***** INPUT ROWS *****
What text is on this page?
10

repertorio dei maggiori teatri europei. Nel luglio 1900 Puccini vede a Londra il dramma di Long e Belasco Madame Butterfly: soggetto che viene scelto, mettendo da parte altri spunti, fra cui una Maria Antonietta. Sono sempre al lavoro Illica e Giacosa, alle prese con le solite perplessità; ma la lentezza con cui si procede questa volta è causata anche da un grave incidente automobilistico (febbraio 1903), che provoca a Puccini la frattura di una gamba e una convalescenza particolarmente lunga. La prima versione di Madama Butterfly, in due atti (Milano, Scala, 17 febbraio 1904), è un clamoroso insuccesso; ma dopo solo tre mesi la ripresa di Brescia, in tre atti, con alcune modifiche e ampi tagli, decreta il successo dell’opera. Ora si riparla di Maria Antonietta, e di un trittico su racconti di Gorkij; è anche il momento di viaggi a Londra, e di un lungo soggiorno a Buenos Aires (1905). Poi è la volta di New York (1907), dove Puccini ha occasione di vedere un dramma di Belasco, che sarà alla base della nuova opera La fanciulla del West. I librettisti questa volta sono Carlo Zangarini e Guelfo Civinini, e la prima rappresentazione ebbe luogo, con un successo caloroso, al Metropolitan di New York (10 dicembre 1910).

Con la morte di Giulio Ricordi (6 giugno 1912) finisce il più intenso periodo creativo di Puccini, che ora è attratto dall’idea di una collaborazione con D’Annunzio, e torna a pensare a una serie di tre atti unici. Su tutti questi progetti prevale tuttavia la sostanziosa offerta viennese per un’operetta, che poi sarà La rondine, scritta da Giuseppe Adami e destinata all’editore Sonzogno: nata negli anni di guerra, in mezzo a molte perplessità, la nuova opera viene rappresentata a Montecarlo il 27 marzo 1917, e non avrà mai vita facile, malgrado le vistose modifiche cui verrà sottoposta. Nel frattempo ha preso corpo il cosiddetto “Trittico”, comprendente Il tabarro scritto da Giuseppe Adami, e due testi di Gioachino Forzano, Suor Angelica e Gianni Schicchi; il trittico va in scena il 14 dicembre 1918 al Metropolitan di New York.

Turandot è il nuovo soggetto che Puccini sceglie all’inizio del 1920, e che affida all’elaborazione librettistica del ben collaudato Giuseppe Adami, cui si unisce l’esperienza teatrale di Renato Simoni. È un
*****
WHAT TO WORK ON: Note every line above where the string "atti" shows up, and copy those lines.

RESPONSE BELOW:
repertorio dei maggiori teatri europei. Nel luglio 1900 Puccini vede a Londra il dramma di Long e Belasco Madame Butterfly: soggetto che viene scelto, mettendo da parte altri spunti, fra cui una Maria Antonietta. Sono sempre al lavoro Illica e Giacosa, alle prese con le solite perplessità; ma la lentezza con cui si procede questa volta è causata anche da un grave incidente automobilistico (febbraio 1903), che provoca a Puccini la frattura di una gamba e una convalescenza particolarmente lunga. La prima versione di Madama Butterfly, in due atti (Milano, Scala, 17 febbraio 1904), è un clamoroso insuccesso; ma dopo solo tre mesi la ripresa di Brescia, in tre atti, con alcune modifiche e ampi tagli, decreta il successo dell’opera. Ora si riparla di Maria Antonietta, e di un trittico su racconti di Gorkij; è anche il momento di viaggi a Londra, e di un lungo soggiorno a Buenos Aires (1905). Poi è la volta di New York (1907), dove Puccini ha occasione di vedere un dramma di Belasco, che sarà alla base della nuova opera La fanciulla del West. I librettisti questa volta sono Carlo Zangarini e Guelfo Civinini, e la prima rappresentazione ebbe luogo, con un successo caloroso, al Metropolitan di New York (10 dicembre 1910).
Con la morte di Giulio Ricordi (6 giugno 1912) finisce il più intenso periodo creativo di Puccini, che ora è attratto dall’idea di una collaborazione con D’Annunzio, e torna a pensare a una serie di tre atti unici. Su tutti questi progetti prevale tuttavia la sostanziosa offerta viennese per un’operetta, che poi sarà La rondine, scritta da Giuseppe Adami e destinata all’editore Sonzogno: nata negli anni di guerra, in mezzo a molte perplessità, la nuova opera viene rappresentata a Montecarlo il 27 marzo 1917, e non avrà mai vita facile, malgrado le vistose modifiche cui verrà sottoposta. Nel frattempo ha preso corpo il cosiddetto “Trittico”, comprendente Il tabarro scritto da Giuseppe Adami, e due testi di Gioachino Forzano, Suor Angelica e Gianni Schicchi; il trittico va in scena il 14 dicembre 1918 al Metropolitan di New York.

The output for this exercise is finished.